### Directive:
Make an exact copy of the records, with the pictures left out.
*** Task input ***
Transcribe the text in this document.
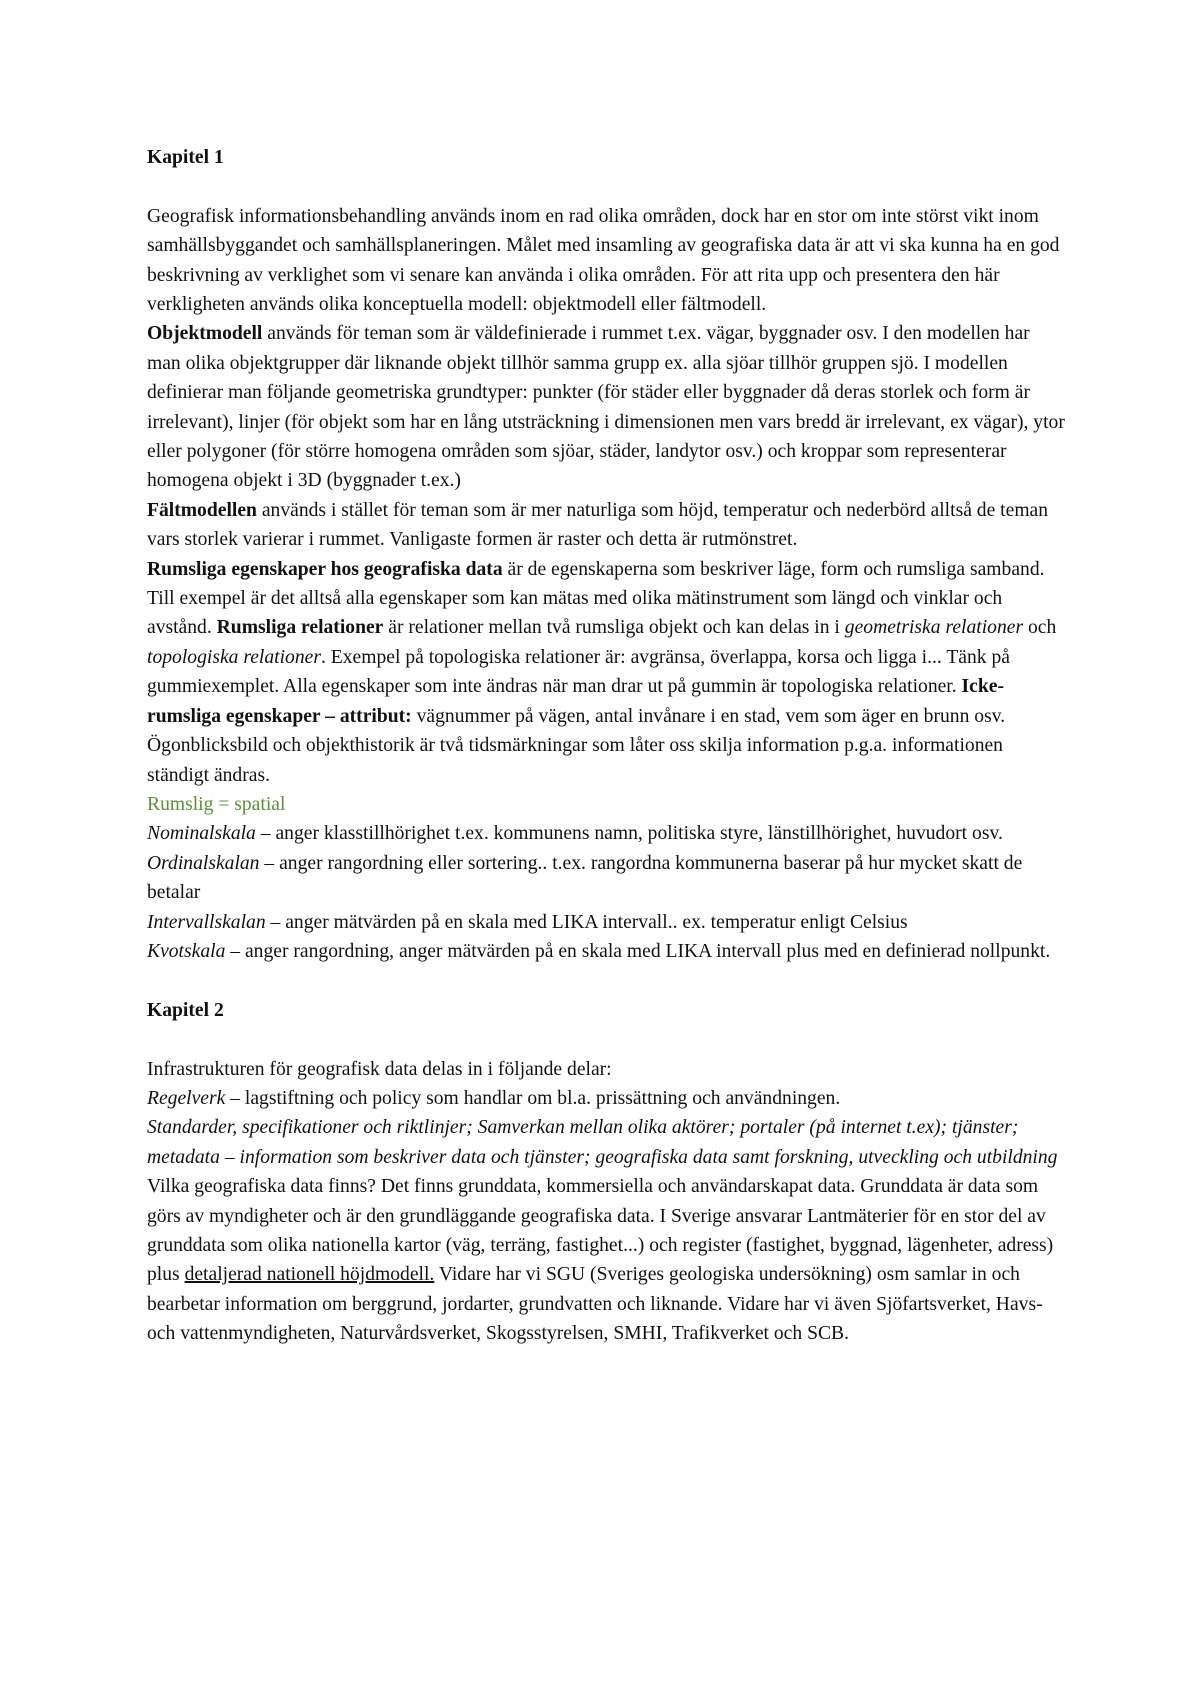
Kapitel 1

Geografisk informationsbehandling används inom en rad olika områden, dock har en stor om inte störst vikt inom samhällsbyggandet och samhällsplaneringen. Målet med insamling av geografiska data är att vi ska kunna ha en god beskrivning av verklighet som vi senare kan använda i olika områden. För att rita upp och presentera den här verkligheten används olika konceptuella modell: objektmodell eller fältmodell.

Objektmodell används för teman som är väldefinierade i rummet t.ex. vägar, byggnader osv. I den modellen har man olika objektgrupper där liknande objekt tillhör samma grupp ex. alla sjöar tillhör gruppen sjö. I modellen definierar man följande geometriska grundtyper: punkter (för städer eller byggnader då deras storlek och form är irrelevant), linjer (för objekt som har en lång utsträckning i dimensionen men vars bredd är irrelevant, ex vägar), ytor eller polygoner (för större homogena områden som sjöar, städer, landytor osv.) och kroppar som representerar homogena objekt i 3D (byggnader t.ex.)

Fältmodellen används i stället för teman som är mer naturliga som höjd, temperatur och nederbörd alltså de teman vars storlek varierar i rummet. Vanligaste formen är raster och detta är rutmönstret.

Rumsliga egenskaper hos geografiska data är de egenskaperna som beskriver läge, form och rumsliga samband. Till exempel är det alltså alla egenskaper som kan mätas med olika mätinstrument som längd och vinklar och avstånd. Rumsliga relationer är relationer mellan två rumsliga objekt och kan delas in i geometriska relationer och topologiska relationer. Exempel på topologiska relationer är: avgränsa, överlappa, korsa och ligga i... Tänk på gummiexemplet. Alla egenskaper som inte ändras när man drar ut på gummin är topologiska relationer. Icke-rumsliga egenskaper – attribut: vägnummer på vägen, antal invånare i en stad, vem som äger en brunn osv. Ögonblicksbild och objekthistorik är två tidsmärkningar som låter oss skilja information p.g.a. informationen ständigt ändras.

Rumslig = spatial

Nominalskala – anger klasstillhörighet t.ex. kommunens namn, politiska styre, länstillhörighet, huvudort osv.

Ordinalskalan – anger rangordning eller sortering.. t.ex. rangordna kommunerna baserar på hur mycket skatt de betalar

Intervallskalan – anger mätvärden på en skala med LIKA intervall.. ex. temperatur enligt Celsius

Kvotskala – anger rangordning, anger mätvärden på en skala med LIKA intervall plus med en definierad nollpunkt.

Kapitel 2

Infrastrukturen för geografisk data delas in i följande delar:

Regelverk – lagstiftning och policy som handlar om bl.a. prissättning och användningen.

Standarder, specifikationer och riktlinjer; Samverkan mellan olika aktörer; portaler (på internet t.ex); tjänster; metadata – information som beskriver data och tjänster; geografiska data samt forskning, utveckling och utbildning

Vilka geografiska data finns? Det finns grunddata, kommersiella och användarskapat data. Grunddata är data som görs av myndigheter och är den grundläggande geografiska data. I Sverige ansvarar Lantmäterier för en stor del av grunddata som olika nationella kartor (väg, terräng, fastighet...) och register (fastighet, byggnad, lägenheter, adress) plus detaljerad nationell höjdmodell. Vidare har vi SGU (Sveriges geologiska undersökning) osm samlar in och bearbetar information om berggrund, jordarter, grundvatten och liknande. Vidare har vi även Sjöfartsverket, Havs- och vattenmyndigheten, Naturvårdsverket, Skogsstyrelsen, SMHI, Trafikverket och SCB.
***
### Exercise response:
Transcribe the text in this document.
Kapitel 1

Geografisk informationsbehandling används inom en rad olika områden, dock har en stor om inte störst vikt inom samhällsbyggandet och samhällsplaneringen. Målet med insamling av geografiska data är att vi ska kunna ha en god beskrivning av verklighet som vi senare kan använda i olika områden. För att rita upp och presentera den här verkligheten används olika konceptuella modell: objektmodell eller fältmodell.

Objektmodell används för teman som är väldefinierade i rummet t.ex. vägar, byggnader osv. I den modellen har man olika objektgrupper där liknande objekt tillhör samma grupp ex. alla sjöar tillhör gruppen sjö. I modellen definierar man följande geometriska grundtyper: punkter (för städer eller byggnader då deras storlek och form är irrelevant), linjer (för objekt som har en lång utsträckning i dimensionen men vars bredd är irrelevant, ex vägar), ytor eller polygoner (för större homogena områden som sjöar, städer, landytor osv.) och kroppar som representerar homogena objekt i 3D (byggnader t.ex.)

Fältmodellen används i stället för teman som är mer naturliga som höjd, temperatur och nederbörd alltså de teman vars storlek varierar i rummet. Vanligaste formen är raster och detta är rutmönstret.

Rumsliga egenskaper hos geografiska data är de egenskaperna som beskriver läge, form och rumsliga samband. Till exempel är det alltså alla egenskaper som kan mätas med olika mätinstrument som längd och vinklar och avstånd. Rumsliga relationer är relationer mellan två rumsliga objekt och kan delas in i geometriska relationer och topologiska relationer. Exempel på topologiska relationer är: avgränsa, överlappa, korsa och ligga i... Tänk på gummiexemplet. Alla egenskaper som inte ändras när man drar ut på gummin är topologiska relationer. Icke-rumsliga egenskaper – attribut: vägnummer på vägen, antal invånare i en stad, vem som äger en brunn osv. Ögonblicksbild och objekthistorik är två tidsmärkningar som låter oss skilja information p.g.a. informationen ständigt ändras.

Rumslig = spatial

Nominalskala – anger klasstillhörighet t.ex. kommunens namn, politiska styre, länstillhörighet, huvudort osv.

Ordinalskalan – anger rangordning eller sortering.. t.ex. rangordna kommunerna baserar på hur mycket skatt de betalar

Intervallskalan – anger mätvärden på en skala med LIKA intervall.. ex. temperatur enligt Celsius

Kvotskala – anger rangordning, anger mätvärden på en skala med LIKA intervall plus med en definierad nollpunkt.

Kapitel 2

Infrastrukturen för geografisk data delas in i följande delar:

Regelverk – lagstiftning och policy som handlar om bl.a. prissättning och användningen.

Standarder, specifikationer och riktlinjer; Samverkan mellan olika aktörer; portaler (på internet t.ex); tjänster; metadata – information som beskriver data och tjänster; geografiska data samt forskning, utveckling och utbildning

Vilka geografiska data finns? Det finns grunddata, kommersiella och användarskapat data. Grunddata är data som görs av myndigheter och är den grundläggande geografiska data. I Sverige ansvarar Lantmäterier för en stor del av grunddata som olika nationella kartor (väg, terräng, fastighet...) och register (fastighet, byggnad, lägenheter, adress) plus detaljerad nationell höjdmodell. Vidare har vi SGU (Sveriges geologiska undersökning) osm samlar in och bearbetar information om berggrund, jordarter, grundvatten och liknande. Vidare har vi även Sjöfartsverket, Havs- och vattenmyndigheten, Naturvårdsverket, Skogsstyrelsen, SMHI, Trafikverket och SCB.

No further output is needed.